WRITTEN PROBLEM | Of the lines in the records that follow, how many include the word "card"? Answer with a bare number.

Excerpt from a dataset
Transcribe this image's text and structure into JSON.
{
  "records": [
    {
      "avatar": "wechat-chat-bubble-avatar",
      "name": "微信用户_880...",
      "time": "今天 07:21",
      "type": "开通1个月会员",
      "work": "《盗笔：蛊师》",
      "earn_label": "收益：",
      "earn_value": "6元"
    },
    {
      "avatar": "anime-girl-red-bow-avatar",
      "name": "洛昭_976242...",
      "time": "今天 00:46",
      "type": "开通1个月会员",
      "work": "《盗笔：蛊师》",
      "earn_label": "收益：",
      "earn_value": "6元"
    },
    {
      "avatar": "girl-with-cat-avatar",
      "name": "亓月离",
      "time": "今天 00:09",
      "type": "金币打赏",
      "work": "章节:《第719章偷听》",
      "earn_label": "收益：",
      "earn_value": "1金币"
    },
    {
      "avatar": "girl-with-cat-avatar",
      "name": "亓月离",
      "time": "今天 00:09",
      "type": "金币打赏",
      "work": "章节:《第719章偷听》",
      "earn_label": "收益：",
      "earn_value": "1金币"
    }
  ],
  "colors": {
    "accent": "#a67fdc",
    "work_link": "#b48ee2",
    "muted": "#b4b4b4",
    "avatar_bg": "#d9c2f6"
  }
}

--

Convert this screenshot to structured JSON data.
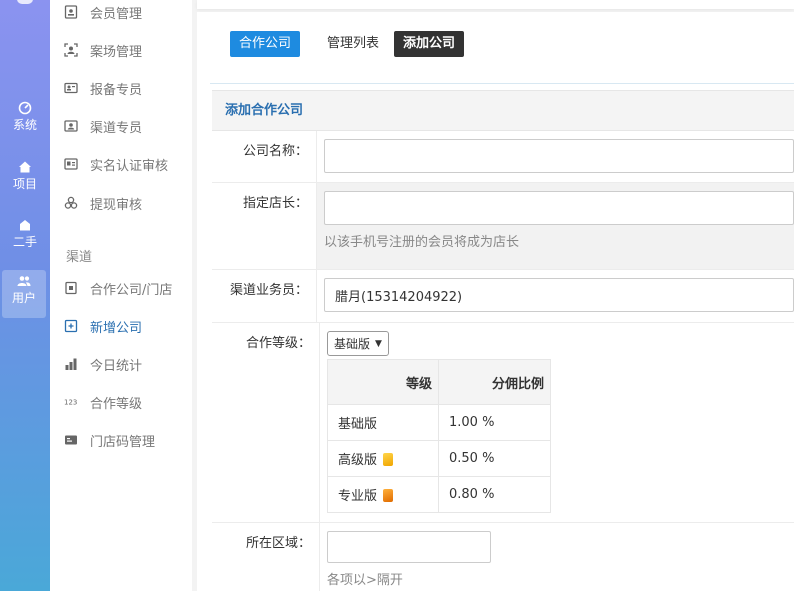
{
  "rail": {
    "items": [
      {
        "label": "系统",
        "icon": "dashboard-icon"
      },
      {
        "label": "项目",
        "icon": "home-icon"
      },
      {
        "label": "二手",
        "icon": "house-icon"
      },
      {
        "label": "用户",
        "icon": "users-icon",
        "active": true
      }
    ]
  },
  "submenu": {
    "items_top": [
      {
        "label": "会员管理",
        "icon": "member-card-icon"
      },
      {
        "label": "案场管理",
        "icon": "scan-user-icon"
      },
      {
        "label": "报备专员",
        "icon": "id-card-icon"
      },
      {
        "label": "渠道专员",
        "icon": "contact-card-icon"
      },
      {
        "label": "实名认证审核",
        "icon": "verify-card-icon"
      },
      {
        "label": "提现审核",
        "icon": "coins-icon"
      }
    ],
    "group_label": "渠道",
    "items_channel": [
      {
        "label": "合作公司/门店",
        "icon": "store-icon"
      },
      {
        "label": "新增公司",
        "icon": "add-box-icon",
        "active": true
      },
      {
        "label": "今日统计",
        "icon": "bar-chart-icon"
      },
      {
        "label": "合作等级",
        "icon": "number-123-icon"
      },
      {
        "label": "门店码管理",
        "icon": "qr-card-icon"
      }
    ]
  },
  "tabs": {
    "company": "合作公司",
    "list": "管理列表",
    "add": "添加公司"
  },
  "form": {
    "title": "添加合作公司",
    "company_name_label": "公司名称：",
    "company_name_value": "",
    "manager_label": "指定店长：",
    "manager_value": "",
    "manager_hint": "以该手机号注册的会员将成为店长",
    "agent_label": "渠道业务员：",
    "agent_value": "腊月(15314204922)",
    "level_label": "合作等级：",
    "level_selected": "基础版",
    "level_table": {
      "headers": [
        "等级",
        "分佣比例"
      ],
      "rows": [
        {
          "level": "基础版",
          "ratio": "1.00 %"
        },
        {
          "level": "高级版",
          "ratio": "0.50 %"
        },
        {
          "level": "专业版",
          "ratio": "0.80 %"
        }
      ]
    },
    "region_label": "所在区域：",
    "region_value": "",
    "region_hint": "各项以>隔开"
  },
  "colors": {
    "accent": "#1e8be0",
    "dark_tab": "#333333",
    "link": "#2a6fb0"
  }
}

THE RESPONSE | 5